Sosyal mesafeyi sosyal medyaya da koymaya çalıştılar ve koydular…
En acı tablolara karşı birlik içinde olmamızı, birlikte bağırıp, yardım çığlığı atanlara el uzatmamızı engellemek için miydi bu?
Kadın cinayetlerinde olduğu gibi…
Sosyal medya sayesinde bugün, son 30 günde yaşanan 27 kadın cinayetinden hepimizin haberi oldu...
Sosyal medya olmasaydı ‘adalet’ diye haykırdığımız bu dönemde kim bilir kaç tane daha cinayetin üzeri örtülecekti?

§ Kayıtlı veriler

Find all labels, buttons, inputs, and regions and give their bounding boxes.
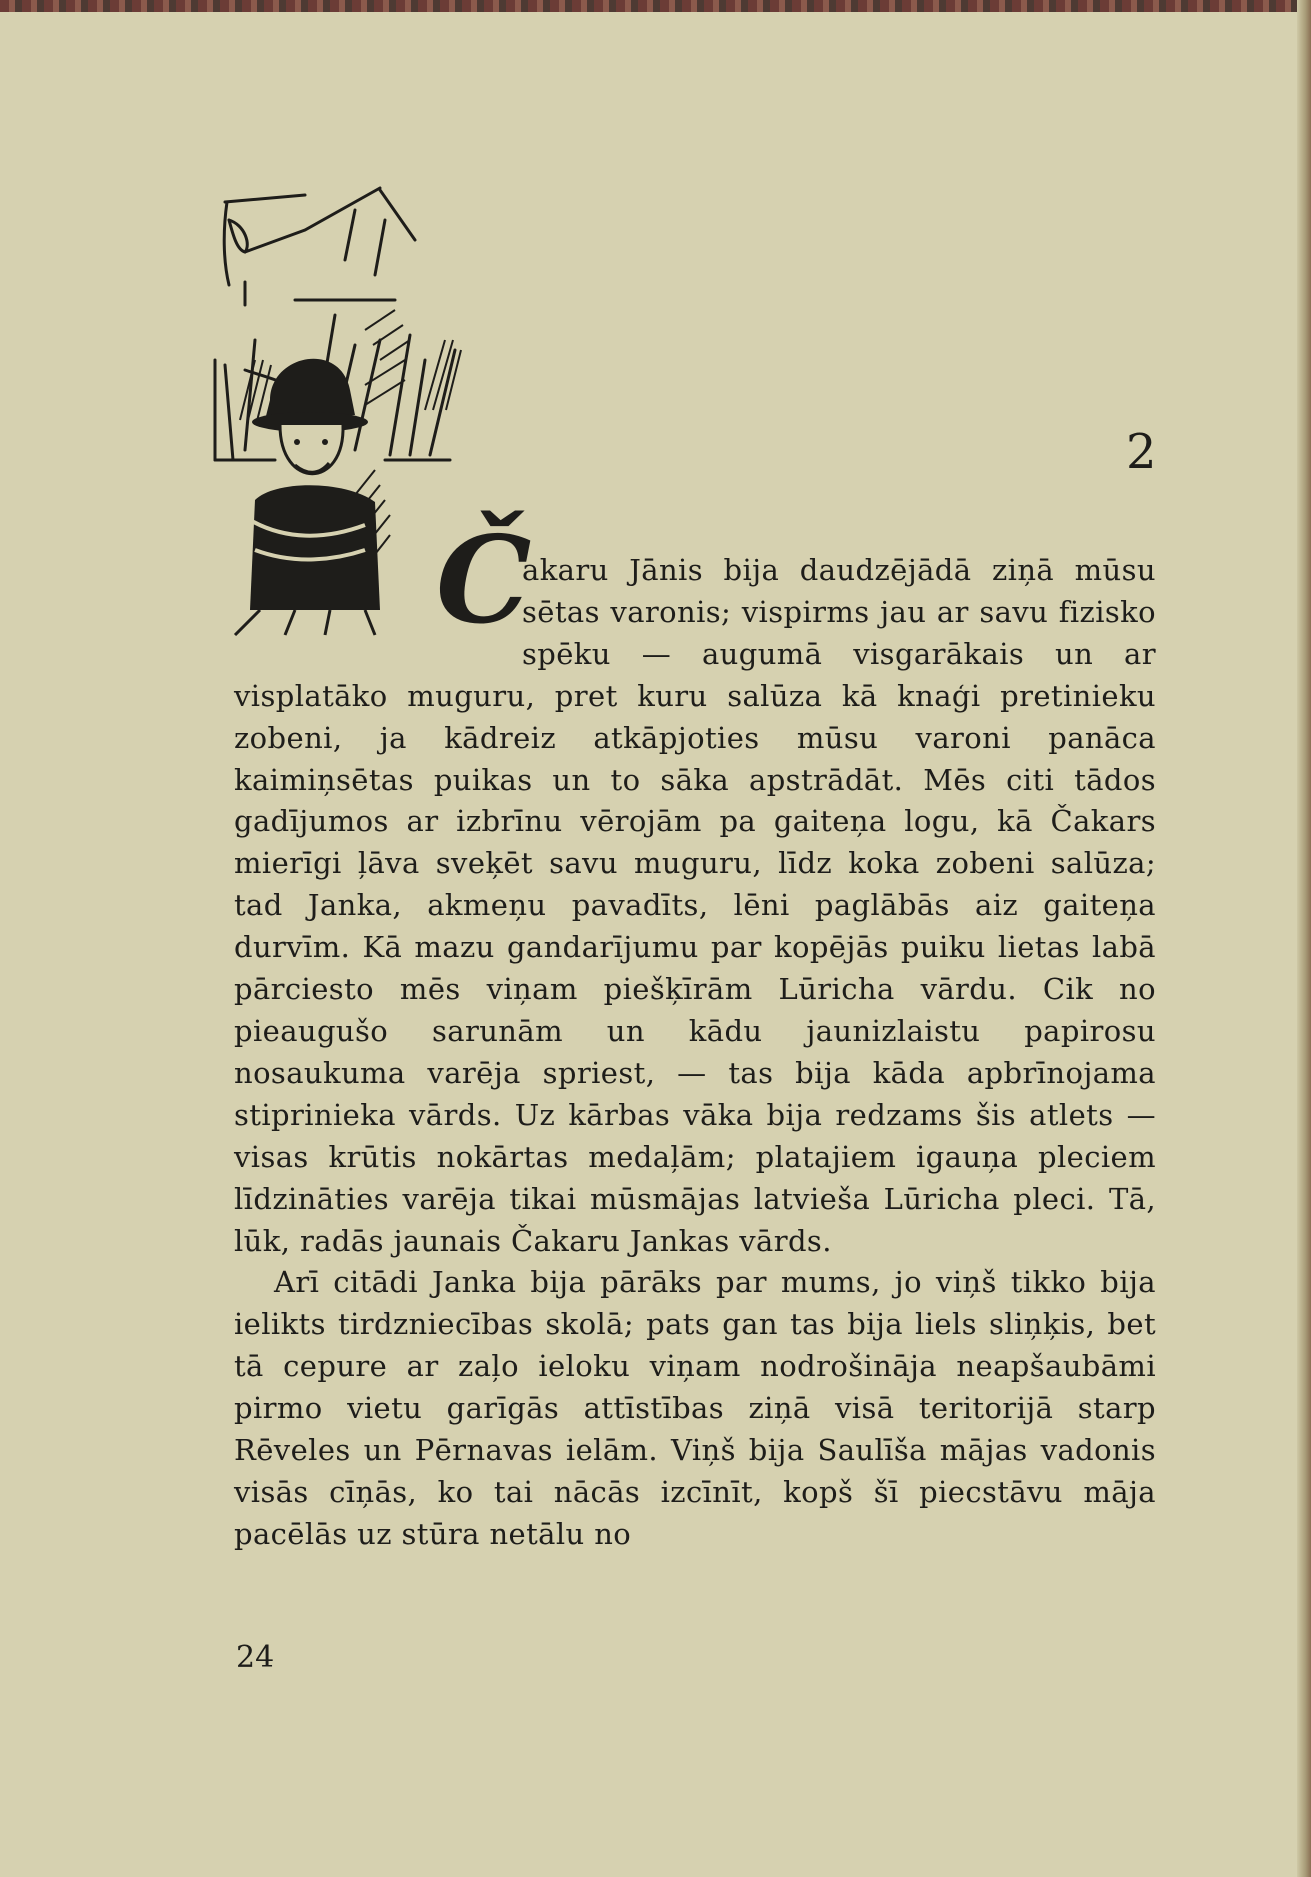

§ Kısa alıştırma A
Sosyal medya ve kadın cinayetleri üzerine okuma parçasına göre son 30 günde kaç kadın cinayeti yaşanmıştır?
§ Kısa alıştırma B
Okuma parçasında üç noktayla biten bütün cümleleri sıralayın.
§ Kısa alıştırma C
Sosyal medya ve kadın cinayetleri üzerine yazıyı son cümleden sonra devam ettirin.

§ Yazılı cevap A
Son 30 günde 27 kadın cinayeti yaşanmıştır.

§ Yazılı cevap B
- Sosyal mesafeyi sosyal medyaya da koymaya çalıştılar ve koydular…
- Kadın cinayetlerinde olduğu gibi…
- Sosyal medya sayesinde bugün, son 30 günde yaşanan 27 kadın cinayetinden hepimizin haberi oldu...

§ Yazılı cevap C
Tıpkı Şule Çet, Rabia Naz ve birçok başta kadın cinayetlerinde yapılmaya çalışıldığı gibi…
Kadın cinayetleri bu denli artmışken,
İşsizlik artık psikolojik buhran seviyesinden çıkıp, kendi canına kıyma aşamasına gelmişken,
Hayvan dostlarımıza karşı zulümler, söylenmesi bile utanç verici tecavüzler bizi deliye döndürmüşken,
Önce sosyal medya kısıtlamasıyla gündem değiştirme çabaları…
Ayasofya’daki Cuma Namazı’nda Atatürk’e ve Atatürkçü düşünceye hakaretler ve kapanış…
Sosyal mesafeyi nereye koyacağımızı tartışmadan önce;
Kadın cinayetlerini engelleyin,
İşsizlik sorununu çözün,
Yolsuzluklara, taviz ve toleranslara ‘dur’ deyin,
Hayvanları koruma kanununu çıkarın...
Sonra oturup birlikte konuşalım sosyal medyadaki olumsuzlukları…
Pınar Gültekin cinayetinde de gördük ki; sosyal medya sayesinde tepkilerimizi birleştirerek çoğalıyoruz.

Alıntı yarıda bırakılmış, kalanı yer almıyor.